_Data entries_
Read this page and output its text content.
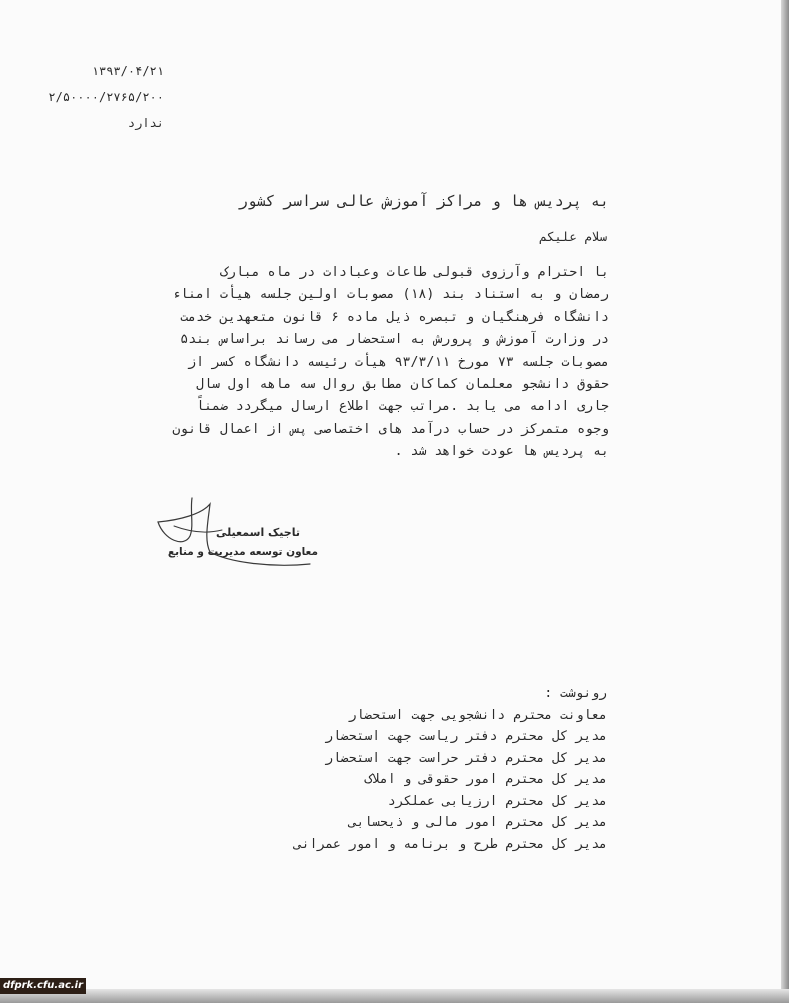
۱۳۹۳/۰۴/۲۱
۲/۵۰۰۰۰/۲۷۶۵/۲۰۰
ندارد
به پردیس ها و مراکز آموزش عالی سراسر کشور
سلام علیکم

با احترام وآرزوی قبولی طاعات وعبادات در ماه مبارک

رمضان و به استناد بند (۱۸) مصوبات اولین جلسه هیأت امناء

دانشگاه فرهنگیان و تبصره ذیل ماده ۶ قانون متعهدین خدمت

در وزارت آموزش و پرورش به استحضار می رساند براساس بند۵

مصوبات جلسه ۷۳ مورخ ۹۳/۳/۱۱ هیأت رئیسه دانشگاه کسر از

حقوق دانشجو معلمان کماکان مطابق روال سه ماهه اول سال

جاری ادامه می یابد .مراتب جهت اطلاع ارسال میگردد ضمناً

وجوه متمرکز در حساب درآمد های اختصاصی پس از اعمال قانون

به پردیس ها عودت خواهد شد .

تاجیک اسمعیلی
معاون توسعه مدیریت و منابع
رونوشت :
معاونت محترم دانشجویی جهت استحضار
مدیر کل محترم دفتر ریاست جهت استحضار
مدیر کل محترم دفتر حراست جهت استحضار
مدیر کل محترم امور حقوقی و املاک
مدیر کل محترم ارزیابی عملکرد
مدیر کل محترم امور مالی و ذیحسابی
مدیر کل محترم طرح و برنامه و امور عمرانی
dfprk.cfu.ac.ir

_The request_
Retype the records exactly. Any image in them should not appear in what you write.

_Result for this task_
Read this page and output its text content.
۱۳۹۳/۰۴/۲۱
۲/۵۰۰۰۰/۲۷۶۵/۲۰۰
ندارد
به پردیس ها و مراکز آموزش عالی سراسر کشور
سلام علیکم

با احترام وآرزوی قبولی طاعات وعبادات در ماه مبارک

رمضان و به استناد بند (۱۸) مصوبات اولین جلسه هیأت امناء

دانشگاه فرهنگیان و تبصره ذیل ماده ۶ قانون متعهدین خدمت

در وزارت آموزش و پرورش به استحضار می رساند براساس بند۵

مصوبات جلسه ۷۳ مورخ ۹۳/۳/۱۱ هیأت رئیسه دانشگاه کسر از

حقوق دانشجو معلمان کماکان مطابق روال سه ماهه اول سال

جاری ادامه می یابد .مراتب جهت اطلاع ارسال میگردد ضمناً

وجوه متمرکز در حساب درآمد های اختصاصی پس از اعمال قانون

به پردیس ها عودت خواهد شد .

تاجیک اسمعیلی
معاون توسعه مدیریت و منابع
رونوشت :
معاونت محترم دانشجویی جهت استحضار
مدیر کل محترم دفتر ریاست جهت استحضار
مدیر کل محترم دفتر حراست جهت استحضار
مدیر کل محترم امور حقوقی و املاک
مدیر کل محترم ارزیابی عملکرد
مدیر کل محترم امور مالی و ذیحسابی
مدیر کل محترم طرح و برنامه و امور عمرانی
dfprk.cfu.ac.ir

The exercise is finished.